* _Aim_
Write out every record below exactly as it appears.

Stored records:

________________________

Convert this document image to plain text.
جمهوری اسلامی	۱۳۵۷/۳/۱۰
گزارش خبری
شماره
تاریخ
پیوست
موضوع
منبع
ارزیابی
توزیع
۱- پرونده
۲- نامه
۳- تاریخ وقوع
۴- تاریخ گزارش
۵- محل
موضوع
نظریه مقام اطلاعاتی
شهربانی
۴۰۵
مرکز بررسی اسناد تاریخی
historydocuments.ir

________________________

* _Result for this exercise_
Convert this document image to plain text.
جمهوری اسلامی	۱۳۵۷/۳/۱۰
گزارش خبری
شماره
تاریخ
پیوست
موضوع
منبع
ارزیابی
توزیع
۱- پرونده
۲- نامه
۳- تاریخ وقوع
۴- تاریخ گزارش
۵- محل
موضوع
نظریه مقام اطلاعاتی
شهربانی
۴۰۵
مرکز بررسی اسناد تاریخی
historydocuments.ir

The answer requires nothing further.